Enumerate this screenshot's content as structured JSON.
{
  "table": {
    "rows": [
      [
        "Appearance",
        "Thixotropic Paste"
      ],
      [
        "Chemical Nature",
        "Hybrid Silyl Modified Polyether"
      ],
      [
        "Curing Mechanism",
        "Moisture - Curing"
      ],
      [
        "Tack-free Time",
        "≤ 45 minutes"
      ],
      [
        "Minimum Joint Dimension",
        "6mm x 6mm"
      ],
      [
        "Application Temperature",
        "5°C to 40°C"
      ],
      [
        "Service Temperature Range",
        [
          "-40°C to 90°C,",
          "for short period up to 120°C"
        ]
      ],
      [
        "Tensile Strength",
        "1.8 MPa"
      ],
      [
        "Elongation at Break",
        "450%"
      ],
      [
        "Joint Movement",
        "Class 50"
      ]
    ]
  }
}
○ ○ ○ ○ ○ ○ ○
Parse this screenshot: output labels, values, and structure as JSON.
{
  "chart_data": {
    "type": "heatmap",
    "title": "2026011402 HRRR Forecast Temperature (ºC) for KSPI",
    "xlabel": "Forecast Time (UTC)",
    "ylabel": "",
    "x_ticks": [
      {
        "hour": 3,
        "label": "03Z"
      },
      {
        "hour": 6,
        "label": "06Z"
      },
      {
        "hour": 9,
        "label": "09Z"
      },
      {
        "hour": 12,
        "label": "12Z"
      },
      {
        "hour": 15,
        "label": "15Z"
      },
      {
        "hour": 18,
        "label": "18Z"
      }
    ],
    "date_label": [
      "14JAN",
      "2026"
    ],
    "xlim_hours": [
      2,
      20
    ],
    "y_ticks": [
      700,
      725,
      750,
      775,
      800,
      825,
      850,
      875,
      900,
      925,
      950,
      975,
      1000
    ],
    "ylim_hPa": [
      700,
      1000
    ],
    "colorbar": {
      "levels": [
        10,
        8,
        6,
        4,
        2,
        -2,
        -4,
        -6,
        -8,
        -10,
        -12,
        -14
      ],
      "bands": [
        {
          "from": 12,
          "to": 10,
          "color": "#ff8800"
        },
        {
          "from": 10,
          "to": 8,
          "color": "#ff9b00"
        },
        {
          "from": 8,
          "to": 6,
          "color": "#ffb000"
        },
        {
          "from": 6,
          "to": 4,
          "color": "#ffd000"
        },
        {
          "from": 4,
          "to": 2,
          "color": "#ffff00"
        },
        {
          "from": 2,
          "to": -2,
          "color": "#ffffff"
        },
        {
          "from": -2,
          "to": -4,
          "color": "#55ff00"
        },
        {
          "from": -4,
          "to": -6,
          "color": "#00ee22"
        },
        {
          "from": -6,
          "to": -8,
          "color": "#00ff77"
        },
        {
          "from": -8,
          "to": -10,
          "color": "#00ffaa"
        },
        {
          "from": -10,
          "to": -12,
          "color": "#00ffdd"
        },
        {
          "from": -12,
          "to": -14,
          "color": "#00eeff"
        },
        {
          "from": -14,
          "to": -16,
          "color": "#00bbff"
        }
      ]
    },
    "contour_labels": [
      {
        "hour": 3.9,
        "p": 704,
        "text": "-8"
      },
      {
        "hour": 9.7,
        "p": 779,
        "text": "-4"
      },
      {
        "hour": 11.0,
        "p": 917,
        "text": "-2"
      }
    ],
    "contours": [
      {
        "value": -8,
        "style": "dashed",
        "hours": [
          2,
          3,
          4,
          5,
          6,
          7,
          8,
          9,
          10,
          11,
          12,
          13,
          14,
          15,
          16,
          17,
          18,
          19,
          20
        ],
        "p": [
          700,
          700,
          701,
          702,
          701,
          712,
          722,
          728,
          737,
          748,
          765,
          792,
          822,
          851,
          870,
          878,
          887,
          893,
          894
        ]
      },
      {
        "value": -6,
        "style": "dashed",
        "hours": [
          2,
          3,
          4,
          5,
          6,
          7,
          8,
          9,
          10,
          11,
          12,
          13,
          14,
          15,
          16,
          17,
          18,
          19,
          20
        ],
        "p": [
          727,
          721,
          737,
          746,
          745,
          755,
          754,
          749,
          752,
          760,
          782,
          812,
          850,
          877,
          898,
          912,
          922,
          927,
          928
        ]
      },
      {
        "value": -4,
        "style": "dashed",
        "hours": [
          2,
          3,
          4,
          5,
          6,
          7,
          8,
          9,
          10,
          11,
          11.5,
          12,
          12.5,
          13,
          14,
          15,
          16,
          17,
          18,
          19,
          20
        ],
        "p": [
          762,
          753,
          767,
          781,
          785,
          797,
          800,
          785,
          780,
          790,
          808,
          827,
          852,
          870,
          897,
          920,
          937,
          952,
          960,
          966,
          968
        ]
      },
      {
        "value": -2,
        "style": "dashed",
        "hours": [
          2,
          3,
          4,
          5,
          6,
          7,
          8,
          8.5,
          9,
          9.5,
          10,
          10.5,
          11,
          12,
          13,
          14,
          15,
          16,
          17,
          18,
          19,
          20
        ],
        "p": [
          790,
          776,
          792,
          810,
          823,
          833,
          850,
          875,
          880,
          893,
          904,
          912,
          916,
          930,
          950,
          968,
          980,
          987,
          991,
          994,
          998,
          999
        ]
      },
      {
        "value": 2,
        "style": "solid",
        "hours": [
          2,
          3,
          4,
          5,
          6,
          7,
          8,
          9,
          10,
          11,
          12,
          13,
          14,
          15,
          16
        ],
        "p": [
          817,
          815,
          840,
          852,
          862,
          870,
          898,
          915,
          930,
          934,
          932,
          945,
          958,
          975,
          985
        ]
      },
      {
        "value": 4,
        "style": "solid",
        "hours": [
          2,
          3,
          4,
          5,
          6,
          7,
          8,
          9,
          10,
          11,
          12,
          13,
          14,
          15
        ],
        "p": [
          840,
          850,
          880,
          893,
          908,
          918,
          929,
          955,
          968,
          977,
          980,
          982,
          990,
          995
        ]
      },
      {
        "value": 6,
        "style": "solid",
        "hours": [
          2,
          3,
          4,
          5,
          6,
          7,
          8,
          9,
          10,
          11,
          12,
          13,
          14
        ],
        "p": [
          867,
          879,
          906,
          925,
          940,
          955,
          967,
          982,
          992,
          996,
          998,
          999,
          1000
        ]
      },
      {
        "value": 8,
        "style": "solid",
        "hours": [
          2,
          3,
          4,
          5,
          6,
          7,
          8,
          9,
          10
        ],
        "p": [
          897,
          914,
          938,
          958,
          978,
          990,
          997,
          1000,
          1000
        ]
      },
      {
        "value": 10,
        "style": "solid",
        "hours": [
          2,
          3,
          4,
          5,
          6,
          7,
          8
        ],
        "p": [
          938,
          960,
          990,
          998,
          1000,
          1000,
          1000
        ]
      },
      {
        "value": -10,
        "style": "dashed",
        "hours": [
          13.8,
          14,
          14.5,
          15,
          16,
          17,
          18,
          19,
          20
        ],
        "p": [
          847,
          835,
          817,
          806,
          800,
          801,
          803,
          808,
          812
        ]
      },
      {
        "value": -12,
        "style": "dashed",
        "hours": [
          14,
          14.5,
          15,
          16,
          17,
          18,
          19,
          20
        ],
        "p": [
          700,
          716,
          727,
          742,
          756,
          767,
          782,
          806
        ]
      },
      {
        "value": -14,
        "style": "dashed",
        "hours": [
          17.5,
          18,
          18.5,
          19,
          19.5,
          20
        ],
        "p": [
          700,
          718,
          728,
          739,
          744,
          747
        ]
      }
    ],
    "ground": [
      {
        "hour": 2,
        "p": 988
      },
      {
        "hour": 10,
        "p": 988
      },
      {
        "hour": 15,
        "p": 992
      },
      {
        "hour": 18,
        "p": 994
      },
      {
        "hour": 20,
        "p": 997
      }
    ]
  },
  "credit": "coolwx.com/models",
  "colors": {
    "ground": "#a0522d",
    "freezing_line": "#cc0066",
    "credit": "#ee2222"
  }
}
○ ○ ○ ○ ○ ○ ○
WHAT TO PRODUCE> Show every line from the listing above in which the string "Joint" appears.

FINISHED EXERCISE>
        "Minimum Joint Dimension",
        "Joint Movement",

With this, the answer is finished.